Short task >> Lines containing the word "location" need to be counted. Please reply with how many there are, and nothing else.

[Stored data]
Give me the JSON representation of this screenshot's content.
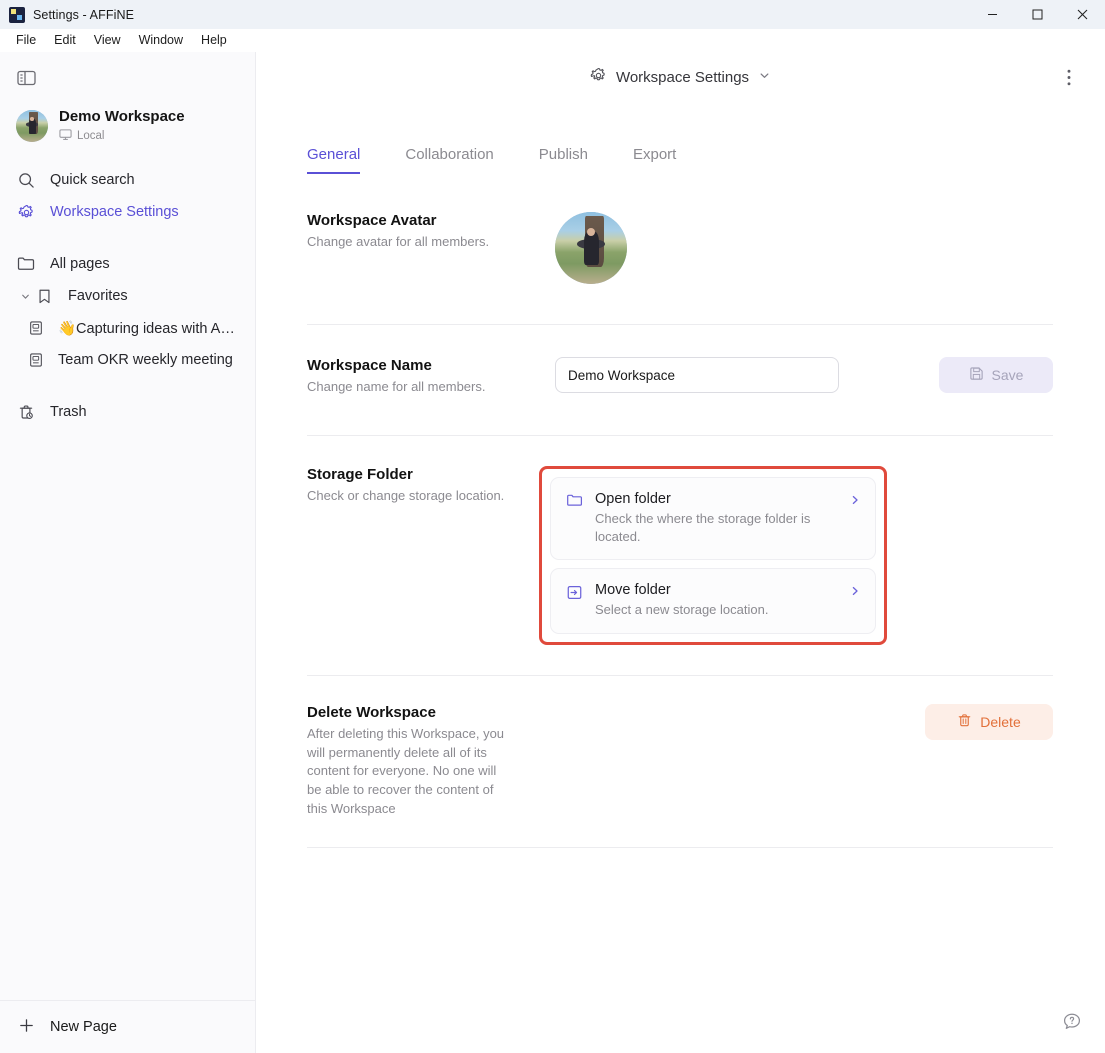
{
  "window": {
    "title": "Settings - AFFiNE",
    "app_icon": "affine-logo-icon",
    "minimize": "–",
    "maximize": "□",
    "close": "×"
  },
  "menubar": {
    "items": [
      "File",
      "Edit",
      "View",
      "Window",
      "Help"
    ]
  },
  "sidebar": {
    "toggle_icon": "sidebar-toggle-icon",
    "workspace": {
      "name": "Demo Workspace",
      "sub_label": "Local",
      "sub_icon": "monitor-icon",
      "avatar_icon": "workspace-avatar"
    },
    "nav_primary": [
      {
        "label": "Quick search",
        "icon": "search-icon",
        "active": false
      },
      {
        "label": "Workspace Settings",
        "icon": "gear-icon",
        "active": true
      }
    ],
    "nav_secondary": [
      {
        "label": "All pages",
        "icon": "folder-icon"
      }
    ],
    "favorites": {
      "label": "Favorites",
      "icon": "bookmark-icon",
      "chevron": "chevron-down-icon",
      "items": [
        {
          "label": "👋Capturing ideas with AF...",
          "icon": "page-icon"
        },
        {
          "label": "Team OKR weekly meeting",
          "icon": "page-icon"
        }
      ]
    },
    "trash": {
      "label": "Trash",
      "icon": "trash-icon"
    },
    "footer": {
      "new_page_label": "New Page",
      "new_page_icon": "plus-icon"
    }
  },
  "header": {
    "title": "Workspace Settings",
    "icon": "gear-icon",
    "chevron": "chevron-down-icon",
    "more_icon": "more-vertical-icon"
  },
  "tabs": [
    {
      "label": "General",
      "active": true
    },
    {
      "label": "Collaboration",
      "active": false
    },
    {
      "label": "Publish",
      "active": false
    },
    {
      "label": "Export",
      "active": false
    }
  ],
  "sections": {
    "avatar": {
      "title": "Workspace Avatar",
      "desc": "Change avatar for all members.",
      "avatar_icon": "workspace-avatar-large"
    },
    "name": {
      "title": "Workspace Name",
      "desc": "Change name for all members.",
      "input_value": "Demo Workspace",
      "input_placeholder": "Workspace name",
      "save_label": "Save",
      "save_icon": "save-disk-icon",
      "save_disabled": true
    },
    "storage": {
      "title": "Storage Folder",
      "desc": "Check or change storage location.",
      "highlight_color": "#e04a3c",
      "cards": [
        {
          "title": "Open folder",
          "desc": "Check the where the storage folder is located.",
          "icon": "folder-icon",
          "chevron": "chevron-right-icon"
        },
        {
          "title": "Move folder",
          "desc": "Select a new storage location.",
          "icon": "move-folder-icon",
          "chevron": "chevron-right-icon"
        }
      ]
    },
    "delete": {
      "title": "Delete Workspace",
      "desc": "After deleting this Workspace, you will permanently delete all of its content for everyone. No one will be able to recover the content of this Workspace",
      "button_label": "Delete",
      "button_icon": "trash-icon"
    }
  },
  "help": {
    "icon": "help-chat-icon"
  },
  "colors": {
    "accent": "#5a50d6",
    "titlebar_bg": "#eef2f7",
    "sidebar_bg": "#fafafc",
    "muted_text": "#8b8a90",
    "danger": "#e2703a",
    "highlight": "#e04a3c"
  }
}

The reply >> 2